» **Vorliegender Text**
Copyright-Richtlinie vor Zweiter Lesung

 

Der Rat der Europäischen Union hat Ende September seinen "Gemeinsamen Standpunkt" zur Richtlinie zur Harmonisierung bestimmte Aspekte des Urheberrechts und der verwandten Schutzrechte in der Informationsgesellschaft beschlossen (Dok. 9512/00 PI 38 CULTURE 41 CODEC 462 vom 14. September 2000). Der Gemeinsame Standpunkt liegt jetzt dem Europäischen Parlament vor, das noch im kommenden Herbst die Zweite Lesung durchführen wird.

Die Verabschiedung des Richtlinienvorschlags in der jüngsten vorliegenden Fassung durch das Parlament kann noch keineswegs als sicher gelten. Aus diesem Grund haben sowohl die "Fair Practice"-Initiative EFPICC als auch EBLIDA folgende Stellungnahmen veröffentlicht, die - neben zahlreichen weiteren Lobby-Aktivitäten - die EP-Abgeordneten für die Belange der Bibliotheken und ihrer Nutzer gewinnen sollen.

Helmut Rösner

 

European Fair Practices in Copyright Campaign (EFPICC)

Stellungnahme zur Urheberrechtsrichtlinie

Die EFPICC-Kampagne vertritt führende unabhängige Verbände von europäischen Verbrauchern, Bibliotheken, Archiven und Dokumentationszentren, europäischen Behinderten-NROs, Verbände im Bildungsbereich, Studenten, Zuhörer und Zuschauer und die Industrie der Unterhaltungselektronik. Diese Gruppen verbindet ein gemeinsames Interesse an der vorgeschlagenen Richtlinie zum Urheberrecht in der Informationsgesellschaft.

Die Urheberrechtsrichtlinie gehört zu einer Gruppe von Richtlinien, die einen Beitrag zum Aufbau der Informationsgesellschaft in Europa leisten. Die EFPICC vertritt entschieden die Auffassung, dass die Urheberrechtsrichtlinie die Anforderungen der eEurope-Initiative erfüllen muss, die darauf ausgerichtet ist, die Verbreitung digitaler Technologien in Europa zu beschleunigen und eine Informationsgesellschaft für alle zu verwirklichen. Die Informationsgesellschaft kennt keine Grenzen, und die Richtlinie zum Urheberrecht muss das Interessengleichgewicht zum Ausdruck bringen, das in den WIPO-Verträgen verwirklicht wurde.

Der Gemeinsame Standpunkt des Rates stellt einen Fortschritt im Vergleich zu früheren Fassungen der Richtlinie dar und beantwortet eine Reihe von Anliegen der Verbraucher- und Nutzergruppen. Der Text

Die EFPICC fordert das Europäische Parlament auf, diese positiven, vom Rat eingeführten Änderungen beizubehalten und weist auf einige grundlegende Bereiche hin, in denen weitere Änderungen notwendig werden.

» **Bereitgestellte Daten**
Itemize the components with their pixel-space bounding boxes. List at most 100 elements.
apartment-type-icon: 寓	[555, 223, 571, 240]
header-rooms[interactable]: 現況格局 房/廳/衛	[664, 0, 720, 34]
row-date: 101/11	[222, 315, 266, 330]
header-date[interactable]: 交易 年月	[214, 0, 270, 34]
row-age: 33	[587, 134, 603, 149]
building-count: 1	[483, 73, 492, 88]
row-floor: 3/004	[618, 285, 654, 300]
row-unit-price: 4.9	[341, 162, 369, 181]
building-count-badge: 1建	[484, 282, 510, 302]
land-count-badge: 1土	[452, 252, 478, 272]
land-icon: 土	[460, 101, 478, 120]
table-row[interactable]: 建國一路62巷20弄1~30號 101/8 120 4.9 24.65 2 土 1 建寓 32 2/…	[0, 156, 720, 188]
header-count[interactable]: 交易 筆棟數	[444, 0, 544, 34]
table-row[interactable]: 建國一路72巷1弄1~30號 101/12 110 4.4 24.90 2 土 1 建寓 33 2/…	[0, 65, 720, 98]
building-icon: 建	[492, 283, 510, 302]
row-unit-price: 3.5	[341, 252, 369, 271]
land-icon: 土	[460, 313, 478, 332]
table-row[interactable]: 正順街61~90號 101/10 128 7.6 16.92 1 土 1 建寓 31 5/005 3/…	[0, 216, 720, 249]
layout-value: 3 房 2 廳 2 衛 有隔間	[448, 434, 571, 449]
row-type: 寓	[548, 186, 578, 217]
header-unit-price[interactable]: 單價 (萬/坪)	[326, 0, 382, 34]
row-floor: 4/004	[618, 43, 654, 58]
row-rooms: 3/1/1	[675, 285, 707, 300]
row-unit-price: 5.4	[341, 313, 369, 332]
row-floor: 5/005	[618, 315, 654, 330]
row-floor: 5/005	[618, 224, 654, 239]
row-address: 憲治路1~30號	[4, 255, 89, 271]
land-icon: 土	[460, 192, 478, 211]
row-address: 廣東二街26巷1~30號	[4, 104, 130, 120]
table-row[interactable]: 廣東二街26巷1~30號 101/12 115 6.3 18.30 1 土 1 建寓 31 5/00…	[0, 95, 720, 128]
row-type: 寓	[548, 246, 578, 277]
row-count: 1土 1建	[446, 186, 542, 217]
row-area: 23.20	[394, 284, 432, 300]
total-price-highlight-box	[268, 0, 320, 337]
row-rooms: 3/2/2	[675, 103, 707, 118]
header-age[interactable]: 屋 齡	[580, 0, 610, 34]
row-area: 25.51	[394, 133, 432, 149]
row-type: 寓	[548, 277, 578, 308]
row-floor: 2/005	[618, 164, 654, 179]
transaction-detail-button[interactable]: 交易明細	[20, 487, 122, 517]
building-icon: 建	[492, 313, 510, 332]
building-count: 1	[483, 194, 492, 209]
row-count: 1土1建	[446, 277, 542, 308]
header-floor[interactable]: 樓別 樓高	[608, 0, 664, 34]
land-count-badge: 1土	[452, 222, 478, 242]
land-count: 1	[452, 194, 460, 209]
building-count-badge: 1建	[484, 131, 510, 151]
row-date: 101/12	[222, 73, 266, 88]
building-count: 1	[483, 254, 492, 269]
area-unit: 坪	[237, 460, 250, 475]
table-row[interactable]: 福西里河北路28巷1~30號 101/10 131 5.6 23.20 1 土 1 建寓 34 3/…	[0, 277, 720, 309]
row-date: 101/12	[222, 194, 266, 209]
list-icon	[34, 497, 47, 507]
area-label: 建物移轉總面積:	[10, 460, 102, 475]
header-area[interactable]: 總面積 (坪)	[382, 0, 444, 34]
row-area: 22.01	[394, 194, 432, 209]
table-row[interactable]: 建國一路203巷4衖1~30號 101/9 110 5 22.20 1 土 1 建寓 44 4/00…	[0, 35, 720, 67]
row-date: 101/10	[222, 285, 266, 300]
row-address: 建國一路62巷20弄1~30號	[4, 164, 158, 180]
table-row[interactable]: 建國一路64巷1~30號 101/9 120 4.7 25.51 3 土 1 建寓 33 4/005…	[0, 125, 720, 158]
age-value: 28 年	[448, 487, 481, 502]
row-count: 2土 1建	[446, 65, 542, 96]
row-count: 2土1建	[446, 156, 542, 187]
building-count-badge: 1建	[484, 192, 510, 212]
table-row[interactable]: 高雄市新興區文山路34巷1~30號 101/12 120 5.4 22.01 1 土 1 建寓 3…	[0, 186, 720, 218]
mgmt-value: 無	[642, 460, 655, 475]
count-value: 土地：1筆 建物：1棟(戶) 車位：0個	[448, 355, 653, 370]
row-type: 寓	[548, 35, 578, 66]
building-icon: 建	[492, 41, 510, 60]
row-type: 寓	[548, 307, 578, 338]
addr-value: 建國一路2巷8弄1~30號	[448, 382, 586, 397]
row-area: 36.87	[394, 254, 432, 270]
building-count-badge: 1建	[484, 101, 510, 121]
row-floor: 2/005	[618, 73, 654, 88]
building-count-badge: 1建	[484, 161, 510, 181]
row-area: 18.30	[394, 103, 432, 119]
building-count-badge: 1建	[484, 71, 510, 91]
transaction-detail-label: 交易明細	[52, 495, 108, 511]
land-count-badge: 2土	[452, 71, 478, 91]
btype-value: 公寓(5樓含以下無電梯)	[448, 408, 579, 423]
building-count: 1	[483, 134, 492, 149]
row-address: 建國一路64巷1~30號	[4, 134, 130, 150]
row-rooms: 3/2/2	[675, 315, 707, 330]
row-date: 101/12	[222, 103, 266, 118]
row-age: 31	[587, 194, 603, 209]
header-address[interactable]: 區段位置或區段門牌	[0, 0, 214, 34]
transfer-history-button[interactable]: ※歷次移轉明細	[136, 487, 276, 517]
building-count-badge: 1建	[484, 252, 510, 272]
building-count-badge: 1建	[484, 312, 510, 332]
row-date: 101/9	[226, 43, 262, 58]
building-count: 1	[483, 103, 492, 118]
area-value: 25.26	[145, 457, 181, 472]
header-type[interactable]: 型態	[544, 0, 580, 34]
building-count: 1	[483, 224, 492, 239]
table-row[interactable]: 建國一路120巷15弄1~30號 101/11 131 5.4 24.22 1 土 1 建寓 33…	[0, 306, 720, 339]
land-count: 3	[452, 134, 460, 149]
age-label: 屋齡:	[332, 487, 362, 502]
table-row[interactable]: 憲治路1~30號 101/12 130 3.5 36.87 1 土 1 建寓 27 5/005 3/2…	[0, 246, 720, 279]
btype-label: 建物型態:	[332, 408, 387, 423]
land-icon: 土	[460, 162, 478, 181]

» **Gestellte Aufgabe 1**
Schreibe den Abschnitt des Textes zur Urheberrechtsrichtlinie von "Der Gemeinsame Standpunkt des" bis einschließlich "Änderungen notwendig werden." neu und setze dabei "begrüßenswerten" an die Stelle von "positiven".
» **Gestellte Aufgabe 2**
In welchen Verträgen wurde laut dem Text zur Urheberrechtsrichtlinie das Interessengleichgewicht verwirklicht, das die Richtlinie zum Ausdruck bringen muss?

» **Antwort zur Aufgabe 1**
Der Gemeinsame Standpunkt des Rates stellt einen Fortschritt im Vergleich zu früheren Fassungen der Richtlinie dar und beantwortet eine Reihe von Anliegen der Verbraucher- und Nutzergruppen. Der Text

Die EFPICC fordert das Europäische Parlament auf, diese begrüßenswerten, vom Rat eingeführten Änderungen beizubehalten und weist auf einige grundlegende Bereiche hin, in denen weitere Änderungen notwendig werden.

» **Antwort zur Aufgabe 2**
In den WIPO-Verträgen.